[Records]
-- START --

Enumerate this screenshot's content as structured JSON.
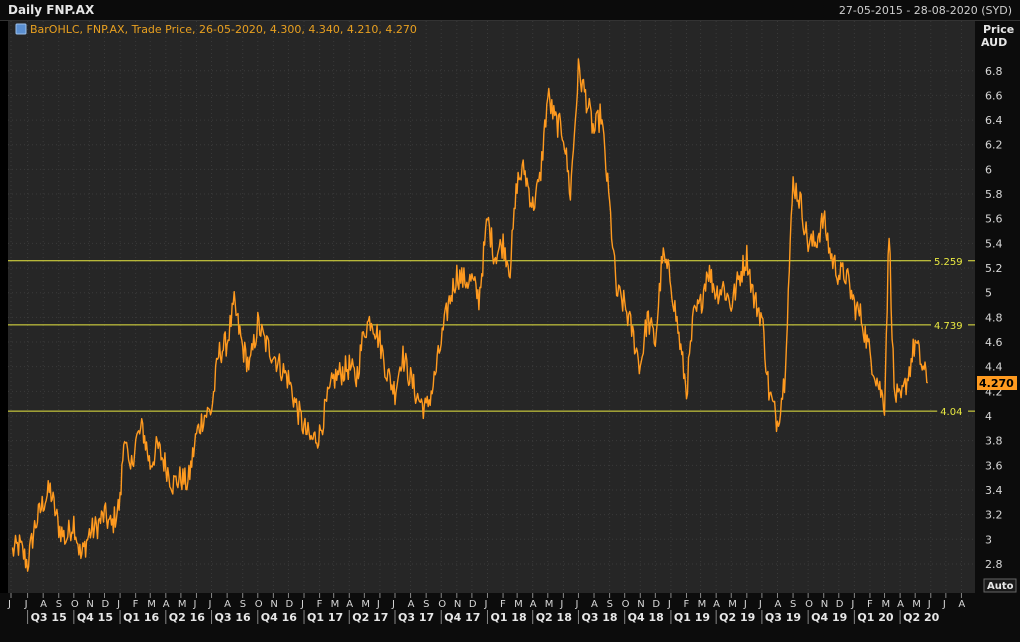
{
  "header": {
    "title": "Daily FNP.AX",
    "date_range": "27-05-2015 - 28-08-2020 (SYD)"
  },
  "legend": {
    "text": "BarOHLC, FNP.AX, Trade Price, 26-05-2020, 4.300, 4.340, 4.210, 4.270",
    "icon": "chart-series-icon"
  },
  "axis": {
    "price_label": "Price",
    "currency_label": "AUD",
    "auto_button": "Auto"
  },
  "colors": {
    "series": "#ff9a1f",
    "hline": "#e8e840",
    "grid": "#3a3a3a",
    "background": "#262626"
  },
  "chart_data": {
    "type": "line",
    "series": [
      {
        "name": "FNP.AX",
        "x": [
          "2015-06-01",
          "2015-06-15",
          "2015-07-01",
          "2015-07-15",
          "2015-08-01",
          "2015-08-15",
          "2015-09-01",
          "2015-09-15",
          "2015-10-01",
          "2015-10-15",
          "2015-11-01",
          "2015-11-15",
          "2015-12-01",
          "2015-12-15",
          "2016-01-01",
          "2016-01-10",
          "2016-01-20",
          "2016-02-01",
          "2016-02-15",
          "2016-03-01",
          "2016-03-15",
          "2016-04-01",
          "2016-04-15",
          "2016-05-01",
          "2016-05-15",
          "2016-06-01",
          "2016-06-15",
          "2016-07-01",
          "2016-07-15",
          "2016-08-01",
          "2016-08-15",
          "2016-09-01",
          "2016-09-15",
          "2016-10-01",
          "2016-10-15",
          "2016-11-01",
          "2016-11-15",
          "2016-12-01",
          "2016-12-15",
          "2017-01-01",
          "2017-01-15",
          "2017-02-01",
          "2017-02-15",
          "2017-03-01",
          "2017-03-15",
          "2017-04-01",
          "2017-04-15",
          "2017-05-01",
          "2017-05-15",
          "2017-06-01",
          "2017-06-15",
          "2017-07-01",
          "2017-07-15",
          "2017-08-01",
          "2017-08-15",
          "2017-09-01",
          "2017-09-15",
          "2017-10-01",
          "2017-10-15",
          "2017-11-01",
          "2017-11-15",
          "2017-12-01",
          "2017-12-15",
          "2018-01-01",
          "2018-01-15",
          "2018-02-01",
          "2018-02-15",
          "2018-03-01",
          "2018-03-15",
          "2018-04-01",
          "2018-04-15",
          "2018-05-01",
          "2018-05-15",
          "2018-06-01",
          "2018-06-15",
          "2018-07-01",
          "2018-07-15",
          "2018-08-01",
          "2018-08-15",
          "2018-09-01",
          "2018-09-15",
          "2018-10-01",
          "2018-10-15",
          "2018-11-01",
          "2018-11-15",
          "2018-12-01",
          "2018-12-15",
          "2019-01-01",
          "2019-01-15",
          "2019-02-01",
          "2019-02-15",
          "2019-03-01",
          "2019-03-15",
          "2019-04-01",
          "2019-04-15",
          "2019-05-01",
          "2019-05-15",
          "2019-06-01",
          "2019-06-15",
          "2019-07-01",
          "2019-07-15",
          "2019-08-01",
          "2019-08-15",
          "2019-09-01",
          "2019-09-15",
          "2019-10-01",
          "2019-10-15",
          "2019-11-01",
          "2019-11-15",
          "2019-12-01",
          "2019-12-15",
          "2020-01-01",
          "2020-01-15",
          "2020-02-01",
          "2020-02-15",
          "2020-03-01",
          "2020-03-10",
          "2020-03-20",
          "2020-04-01",
          "2020-04-15",
          "2020-05-01",
          "2020-05-15",
          "2020-05-26"
        ],
        "values": [
          2.9,
          2.95,
          2.8,
          3.1,
          3.3,
          3.4,
          3.1,
          3.0,
          3.15,
          2.85,
          3.05,
          3.1,
          3.2,
          3.1,
          3.3,
          3.9,
          3.5,
          3.8,
          3.9,
          3.6,
          3.75,
          3.6,
          3.45,
          3.5,
          3.45,
          3.85,
          4.0,
          4.05,
          4.5,
          4.6,
          4.9,
          4.55,
          4.4,
          4.75,
          4.6,
          4.5,
          4.4,
          4.3,
          4.1,
          3.9,
          3.8,
          3.85,
          4.1,
          4.3,
          4.35,
          4.4,
          4.3,
          4.7,
          4.8,
          4.6,
          4.35,
          4.2,
          4.5,
          4.3,
          4.15,
          4.05,
          4.25,
          4.6,
          4.9,
          5.15,
          5.1,
          5.1,
          4.95,
          5.6,
          5.3,
          5.4,
          5.2,
          5.9,
          6.0,
          5.7,
          5.9,
          6.6,
          6.4,
          6.3,
          5.8,
          6.8,
          6.6,
          6.3,
          6.45,
          5.7,
          5.0,
          4.9,
          4.7,
          4.4,
          4.8,
          4.6,
          5.3,
          5.1,
          4.7,
          4.2,
          4.8,
          4.9,
          5.2,
          5.0,
          5.05,
          4.9,
          5.1,
          5.3,
          4.95,
          4.8,
          4.2,
          3.95,
          4.3,
          5.9,
          5.75,
          5.4,
          5.4,
          5.6,
          5.3,
          5.15,
          5.15,
          4.9,
          4.8,
          4.5,
          4.3,
          4.1,
          5.5,
          4.2,
          4.1,
          4.3,
          4.6,
          4.4,
          4.27
        ]
      }
    ],
    "ylim": [
      2.6,
      7.0
    ],
    "y_ticks": [
      "2.8",
      "3",
      "3.2",
      "3.4",
      "3.6",
      "3.8",
      "4",
      "4.2",
      "4.4",
      "4.6",
      "4.8",
      "5",
      "5.2",
      "5.4",
      "5.6",
      "5.8",
      "6",
      "6.2",
      "6.4",
      "6.6",
      "6.8"
    ],
    "hlines": [
      {
        "value": 5.259,
        "label": "5.259"
      },
      {
        "value": 4.739,
        "label": "4.739"
      },
      {
        "value": 4.04,
        "label": "4.04"
      }
    ],
    "last_price_label": "4.270",
    "x_month_labels": [
      "J",
      "J",
      "A",
      "S",
      "O",
      "N",
      "D",
      "J",
      "F",
      "M",
      "A",
      "M",
      "J",
      "J",
      "A",
      "S",
      "O",
      "N",
      "D",
      "J",
      "F",
      "M",
      "A",
      "M",
      "J",
      "J",
      "A",
      "S",
      "O",
      "N",
      "D",
      "J",
      "F",
      "M",
      "A",
      "M",
      "J",
      "J",
      "A",
      "S",
      "O",
      "N",
      "D",
      "J",
      "F",
      "M",
      "A",
      "M",
      "J",
      "J",
      "A",
      "S",
      "O",
      "N",
      "D",
      "J",
      "F",
      "M",
      "A",
      "M",
      "J",
      "J",
      "A"
    ],
    "x_quarter_labels": [
      "Q3 15",
      "Q4 15",
      "Q1 16",
      "Q2 16",
      "Q3 16",
      "Q4 16",
      "Q1 17",
      "Q2 17",
      "Q3 17",
      "Q4 17",
      "Q1 18",
      "Q2 18",
      "Q3 18",
      "Q4 18",
      "Q1 19",
      "Q2 19",
      "Q3 19",
      "Q4 19",
      "Q1 20",
      "Q2 20"
    ],
    "x_start": "2015-05-27",
    "x_end": "2020-08-28",
    "grid": true
  }
}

-- END --

(What the exercise asks) Repeat the data exactly, excluding the pictures.

(Response to this exercise)
Enumerate this screenshot's content as structured JSON.
{
  "header": {
    "title": "Daily FNP.AX",
    "date_range": "27-05-2015 - 28-08-2020 (SYD)"
  },
  "legend": {
    "text": "BarOHLC, FNP.AX, Trade Price, 26-05-2020, 4.300, 4.340, 4.210, 4.270",
    "icon": "chart-series-icon"
  },
  "axis": {
    "price_label": "Price",
    "currency_label": "AUD",
    "auto_button": "Auto"
  },
  "colors": {
    "series": "#ff9a1f",
    "hline": "#e8e840",
    "grid": "#3a3a3a",
    "background": "#262626"
  },
  "chart_data": {
    "type": "line",
    "series": [
      {
        "name": "FNP.AX",
        "x": [
          "2015-06-01",
          "2015-06-15",
          "2015-07-01",
          "2015-07-15",
          "2015-08-01",
          "2015-08-15",
          "2015-09-01",
          "2015-09-15",
          "2015-10-01",
          "2015-10-15",
          "2015-11-01",
          "2015-11-15",
          "2015-12-01",
          "2015-12-15",
          "2016-01-01",
          "2016-01-10",
          "2016-01-20",
          "2016-02-01",
          "2016-02-15",
          "2016-03-01",
          "2016-03-15",
          "2016-04-01",
          "2016-04-15",
          "2016-05-01",
          "2016-05-15",
          "2016-06-01",
          "2016-06-15",
          "2016-07-01",
          "2016-07-15",
          "2016-08-01",
          "2016-08-15",
          "2016-09-01",
          "2016-09-15",
          "2016-10-01",
          "2016-10-15",
          "2016-11-01",
          "2016-11-15",
          "2016-12-01",
          "2016-12-15",
          "2017-01-01",
          "2017-01-15",
          "2017-02-01",
          "2017-02-15",
          "2017-03-01",
          "2017-03-15",
          "2017-04-01",
          "2017-04-15",
          "2017-05-01",
          "2017-05-15",
          "2017-06-01",
          "2017-06-15",
          "2017-07-01",
          "2017-07-15",
          "2017-08-01",
          "2017-08-15",
          "2017-09-01",
          "2017-09-15",
          "2017-10-01",
          "2017-10-15",
          "2017-11-01",
          "2017-11-15",
          "2017-12-01",
          "2017-12-15",
          "2018-01-01",
          "2018-01-15",
          "2018-02-01",
          "2018-02-15",
          "2018-03-01",
          "2018-03-15",
          "2018-04-01",
          "2018-04-15",
          "2018-05-01",
          "2018-05-15",
          "2018-06-01",
          "2018-06-15",
          "2018-07-01",
          "2018-07-15",
          "2018-08-01",
          "2018-08-15",
          "2018-09-01",
          "2018-09-15",
          "2018-10-01",
          "2018-10-15",
          "2018-11-01",
          "2018-11-15",
          "2018-12-01",
          "2018-12-15",
          "2019-01-01",
          "2019-01-15",
          "2019-02-01",
          "2019-02-15",
          "2019-03-01",
          "2019-03-15",
          "2019-04-01",
          "2019-04-15",
          "2019-05-01",
          "2019-05-15",
          "2019-06-01",
          "2019-06-15",
          "2019-07-01",
          "2019-07-15",
          "2019-08-01",
          "2019-08-15",
          "2019-09-01",
          "2019-09-15",
          "2019-10-01",
          "2019-10-15",
          "2019-11-01",
          "2019-11-15",
          "2019-12-01",
          "2019-12-15",
          "2020-01-01",
          "2020-01-15",
          "2020-02-01",
          "2020-02-15",
          "2020-03-01",
          "2020-03-10",
          "2020-03-20",
          "2020-04-01",
          "2020-04-15",
          "2020-05-01",
          "2020-05-15",
          "2020-05-26"
        ],
        "values": [
          2.9,
          2.95,
          2.8,
          3.1,
          3.3,
          3.4,
          3.1,
          3.0,
          3.15,
          2.85,
          3.05,
          3.1,
          3.2,
          3.1,
          3.3,
          3.9,
          3.5,
          3.8,
          3.9,
          3.6,
          3.75,
          3.6,
          3.45,
          3.5,
          3.45,
          3.85,
          4.0,
          4.05,
          4.5,
          4.6,
          4.9,
          4.55,
          4.4,
          4.75,
          4.6,
          4.5,
          4.4,
          4.3,
          4.1,
          3.9,
          3.8,
          3.85,
          4.1,
          4.3,
          4.35,
          4.4,
          4.3,
          4.7,
          4.8,
          4.6,
          4.35,
          4.2,
          4.5,
          4.3,
          4.15,
          4.05,
          4.25,
          4.6,
          4.9,
          5.15,
          5.1,
          5.1,
          4.95,
          5.6,
          5.3,
          5.4,
          5.2,
          5.9,
          6.0,
          5.7,
          5.9,
          6.6,
          6.4,
          6.3,
          5.8,
          6.8,
          6.6,
          6.3,
          6.45,
          5.7,
          5.0,
          4.9,
          4.7,
          4.4,
          4.8,
          4.6,
          5.3,
          5.1,
          4.7,
          4.2,
          4.8,
          4.9,
          5.2,
          5.0,
          5.05,
          4.9,
          5.1,
          5.3,
          4.95,
          4.8,
          4.2,
          3.95,
          4.3,
          5.9,
          5.75,
          5.4,
          5.4,
          5.6,
          5.3,
          5.15,
          5.15,
          4.9,
          4.8,
          4.5,
          4.3,
          4.1,
          5.5,
          4.2,
          4.1,
          4.3,
          4.6,
          4.4,
          4.27
        ]
      }
    ],
    "ylim": [
      2.6,
      7.0
    ],
    "y_ticks": [
      "2.8",
      "3",
      "3.2",
      "3.4",
      "3.6",
      "3.8",
      "4",
      "4.2",
      "4.4",
      "4.6",
      "4.8",
      "5",
      "5.2",
      "5.4",
      "5.6",
      "5.8",
      "6",
      "6.2",
      "6.4",
      "6.6",
      "6.8"
    ],
    "hlines": [
      {
        "value": 5.259,
        "label": "5.259"
      },
      {
        "value": 4.739,
        "label": "4.739"
      },
      {
        "value": 4.04,
        "label": "4.04"
      }
    ],
    "last_price_label": "4.270",
    "x_month_labels": [
      "J",
      "J",
      "A",
      "S",
      "O",
      "N",
      "D",
      "J",
      "F",
      "M",
      "A",
      "M",
      "J",
      "J",
      "A",
      "S",
      "O",
      "N",
      "D",
      "J",
      "F",
      "M",
      "A",
      "M",
      "J",
      "J",
      "A",
      "S",
      "O",
      "N",
      "D",
      "J",
      "F",
      "M",
      "A",
      "M",
      "J",
      "J",
      "A",
      "S",
      "O",
      "N",
      "D",
      "J",
      "F",
      "M",
      "A",
      "M",
      "J",
      "J",
      "A",
      "S",
      "O",
      "N",
      "D",
      "J",
      "F",
      "M",
      "A",
      "M",
      "J",
      "J",
      "A"
    ],
    "x_quarter_labels": [
      "Q3 15",
      "Q4 15",
      "Q1 16",
      "Q2 16",
      "Q3 16",
      "Q4 16",
      "Q1 17",
      "Q2 17",
      "Q3 17",
      "Q4 17",
      "Q1 18",
      "Q2 18",
      "Q3 18",
      "Q4 18",
      "Q1 19",
      "Q2 19",
      "Q3 19",
      "Q4 19",
      "Q1 20",
      "Q2 20"
    ],
    "x_start": "2015-05-27",
    "x_end": "2020-08-28",
    "grid": true
  }
}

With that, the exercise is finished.